▸ EXERCISE INPUT:
"""

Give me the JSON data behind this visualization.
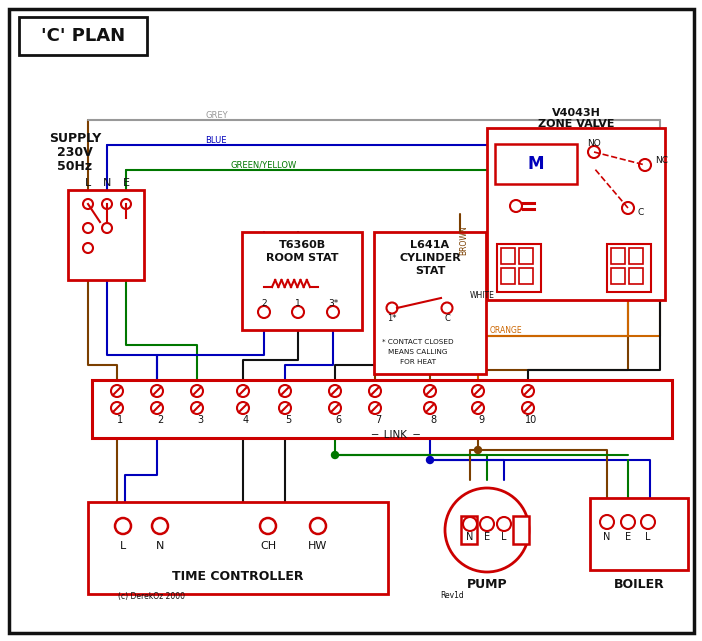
{
  "title": "'C' PLAN",
  "red": "#cc0000",
  "blue": "#0000bb",
  "green": "#007700",
  "brown": "#7B3F00",
  "grey": "#999999",
  "orange": "#cc6600",
  "black": "#111111",
  "terminal_numbers": [
    "1",
    "2",
    "3",
    "4",
    "5",
    "6",
    "7",
    "8",
    "9",
    "10"
  ],
  "supply_lines": [
    "SUPPLY",
    "230V",
    "50Hz"
  ],
  "lne": [
    "L",
    "N",
    "E"
  ],
  "zone_valve_title": [
    "V4043H",
    "ZONE VALVE"
  ],
  "room_stat_title": [
    "T6360B",
    "ROOM STAT"
  ],
  "cylinder_stat_title": [
    "L641A",
    "CYLINDER",
    "STAT"
  ],
  "tc_label": "TIME CONTROLLER",
  "tc_terminals": [
    "L",
    "N",
    "CH",
    "HW"
  ],
  "pump_label": "PUMP",
  "pump_terminals": [
    "N",
    "E",
    "L"
  ],
  "boiler_label": "BOILER",
  "boiler_terminals": [
    "N",
    "E",
    "L"
  ],
  "link_label": "LINK",
  "contact_note": [
    "* CONTACT CLOSED",
    "MEANS CALLING",
    "FOR HEAT"
  ],
  "copyright": "(c) DerekOz 2000",
  "rev": "Rev1d",
  "wire_label_grey": "GREY",
  "wire_label_blue": "BLUE",
  "wire_label_gy": "GREEN/YELLOW",
  "wire_label_brown": "BROWN",
  "wire_label_white": "WHITE",
  "wire_label_orange": "ORANGE"
}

"""

▸ YOUR TASK:
Leave the images out, please, and restate each line word for word.

▸ RESULT FOR THIS EXERCISE:
Give me the JSON data behind this visualization.
{
  "title": "'C' PLAN",
  "red": "#cc0000",
  "blue": "#0000bb",
  "green": "#007700",
  "brown": "#7B3F00",
  "grey": "#999999",
  "orange": "#cc6600",
  "black": "#111111",
  "terminal_numbers": [
    "1",
    "2",
    "3",
    "4",
    "5",
    "6",
    "7",
    "8",
    "9",
    "10"
  ],
  "supply_lines": [
    "SUPPLY",
    "230V",
    "50Hz"
  ],
  "lne": [
    "L",
    "N",
    "E"
  ],
  "zone_valve_title": [
    "V4043H",
    "ZONE VALVE"
  ],
  "room_stat_title": [
    "T6360B",
    "ROOM STAT"
  ],
  "cylinder_stat_title": [
    "L641A",
    "CYLINDER",
    "STAT"
  ],
  "tc_label": "TIME CONTROLLER",
  "tc_terminals": [
    "L",
    "N",
    "CH",
    "HW"
  ],
  "pump_label": "PUMP",
  "pump_terminals": [
    "N",
    "E",
    "L"
  ],
  "boiler_label": "BOILER",
  "boiler_terminals": [
    "N",
    "E",
    "L"
  ],
  "link_label": "LINK",
  "contact_note": [
    "* CONTACT CLOSED",
    "MEANS CALLING",
    "FOR HEAT"
  ],
  "copyright": "(c) DerekOz 2000",
  "rev": "Rev1d",
  "wire_label_grey": "GREY",
  "wire_label_blue": "BLUE",
  "wire_label_gy": "GREEN/YELLOW",
  "wire_label_brown": "BROWN",
  "wire_label_white": "WHITE",
  "wire_label_orange": "ORANGE"
}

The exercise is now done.